### Stated problem
Every entry needs to be reproduced exactly.

### Excerpted records
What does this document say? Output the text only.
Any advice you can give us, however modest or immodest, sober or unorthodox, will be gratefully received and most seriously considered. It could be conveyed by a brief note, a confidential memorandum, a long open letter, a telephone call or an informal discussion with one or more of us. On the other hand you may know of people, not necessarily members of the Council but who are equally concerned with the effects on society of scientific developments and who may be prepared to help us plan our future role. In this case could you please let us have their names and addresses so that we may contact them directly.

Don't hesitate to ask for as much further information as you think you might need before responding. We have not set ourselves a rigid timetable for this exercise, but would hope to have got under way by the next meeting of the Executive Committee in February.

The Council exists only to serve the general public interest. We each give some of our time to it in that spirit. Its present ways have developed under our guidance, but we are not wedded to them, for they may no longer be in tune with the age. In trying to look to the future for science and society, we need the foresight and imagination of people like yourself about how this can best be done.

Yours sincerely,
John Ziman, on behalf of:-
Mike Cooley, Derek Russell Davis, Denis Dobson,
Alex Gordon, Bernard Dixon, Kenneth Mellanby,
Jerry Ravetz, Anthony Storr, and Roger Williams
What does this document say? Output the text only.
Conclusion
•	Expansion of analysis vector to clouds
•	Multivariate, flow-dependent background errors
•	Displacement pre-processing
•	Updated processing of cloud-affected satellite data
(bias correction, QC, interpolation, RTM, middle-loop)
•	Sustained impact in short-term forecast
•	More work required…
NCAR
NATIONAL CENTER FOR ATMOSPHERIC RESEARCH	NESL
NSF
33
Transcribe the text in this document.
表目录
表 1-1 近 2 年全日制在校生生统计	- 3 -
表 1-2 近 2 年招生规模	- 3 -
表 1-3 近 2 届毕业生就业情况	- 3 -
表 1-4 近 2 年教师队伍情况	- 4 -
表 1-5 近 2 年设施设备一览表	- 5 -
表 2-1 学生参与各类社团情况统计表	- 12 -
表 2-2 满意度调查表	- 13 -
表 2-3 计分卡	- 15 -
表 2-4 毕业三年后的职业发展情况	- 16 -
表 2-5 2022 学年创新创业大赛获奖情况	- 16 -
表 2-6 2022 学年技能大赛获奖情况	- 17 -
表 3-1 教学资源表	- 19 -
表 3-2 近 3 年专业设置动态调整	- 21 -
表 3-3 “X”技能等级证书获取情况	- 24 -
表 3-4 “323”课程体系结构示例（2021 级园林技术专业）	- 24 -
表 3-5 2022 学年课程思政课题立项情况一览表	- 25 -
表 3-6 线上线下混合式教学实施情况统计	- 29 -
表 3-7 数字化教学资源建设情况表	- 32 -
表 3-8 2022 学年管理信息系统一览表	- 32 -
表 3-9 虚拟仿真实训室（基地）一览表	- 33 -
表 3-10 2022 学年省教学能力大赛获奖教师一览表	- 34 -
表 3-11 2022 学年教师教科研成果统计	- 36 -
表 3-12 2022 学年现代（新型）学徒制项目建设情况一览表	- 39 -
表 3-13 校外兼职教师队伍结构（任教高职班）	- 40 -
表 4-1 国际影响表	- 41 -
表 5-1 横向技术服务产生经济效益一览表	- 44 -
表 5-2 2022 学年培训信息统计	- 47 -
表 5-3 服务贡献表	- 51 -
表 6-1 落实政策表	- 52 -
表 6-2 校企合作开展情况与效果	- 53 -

### Reply
What does this document say? Output the text only.
Any advice you can give us, however modest or immodest, sober or unorthodox, will be gratefully received and most seriously considered. It could be conveyed by a brief note, a confidential memorandum, a long open letter, a telephone call or an informal discussion with one or more of us. On the other hand you may know of people, not necessarily members of the Council but who are equally concerned with the effects on society of scientific developments and who may be prepared to help us plan our future role. In this case could you please let us have their names and addresses so that we may contact them directly.

Don't hesitate to ask for as much further information as you think you might need before responding. We have not set ourselves a rigid timetable for this exercise, but would hope to have got under way by the next meeting of the Executive Committee in February.

The Council exists only to serve the general public interest. We each give some of our time to it in that spirit. Its present ways have developed under our guidance, but we are not wedded to them, for they may no longer be in tune with the age. In trying to look to the future for science and society, we need the foresight and imagination of people like yourself about how this can best be done.

Yours sincerely,
John Ziman, on behalf of:-
Mike Cooley, Derek Russell Davis, Denis Dobson,
Alex Gordon, Bernard Dixon, Kenneth Mellanby,
Jerry Ravetz, Anthony Storr, and Roger Williams
What does this document say? Output the text only.
Conclusion
•	Expansion of analysis vector to clouds
•	Multivariate, flow-dependent background errors
•	Displacement pre-processing
•	Updated processing of cloud-affected satellite data
(bias correction, QC, interpolation, RTM, middle-loop)
•	Sustained impact in short-term forecast
•	More work required…
NCAR
NATIONAL CENTER FOR ATMOSPHERIC RESEARCH	NESL
NSF
33
Transcribe the text in this document.
表目录
表 1-1 近 2 年全日制在校生生统计	- 3 -
表 1-2 近 2 年招生规模	- 3 -
表 1-3 近 2 届毕业生就业情况	- 3 -
表 1-4 近 2 年教师队伍情况	- 4 -
表 1-5 近 2 年设施设备一览表	- 5 -
表 2-1 学生参与各类社团情况统计表	- 12 -
表 2-2 满意度调查表	- 13 -
表 2-3 计分卡	- 15 -
表 2-4 毕业三年后的职业发展情况	- 16 -
表 2-5 2022 学年创新创业大赛获奖情况	- 16 -
表 2-6 2022 学年技能大赛获奖情况	- 17 -
表 3-1 教学资源表	- 19 -
表 3-2 近 3 年专业设置动态调整	- 21 -
表 3-3 “X”技能等级证书获取情况	- 24 -
表 3-4 “323”课程体系结构示例（2021 级园林技术专业）	- 24 -
表 3-5 2022 学年课程思政课题立项情况一览表	- 25 -
表 3-6 线上线下混合式教学实施情况统计	- 29 -
表 3-7 数字化教学资源建设情况表	- 32 -
表 3-8 2022 学年管理信息系统一览表	- 32 -
表 3-9 虚拟仿真实训室（基地）一览表	- 33 -
表 3-10 2022 学年省教学能力大赛获奖教师一览表	- 34 -
表 3-11 2022 学年教师教科研成果统计	- 36 -
表 3-12 2022 学年现代（新型）学徒制项目建设情况一览表	- 39 -
表 3-13 校外兼职教师队伍结构（任教高职班）	- 40 -
表 4-1 国际影响表	- 41 -
表 5-1 横向技术服务产生经济效益一览表	- 44 -
表 5-2 2022 学年培训信息统计	- 47 -
表 5-3 服务贡献表	- 51 -
表 6-1 落实政策表	- 52 -
表 6-2 校企合作开展情况与效果	- 53 -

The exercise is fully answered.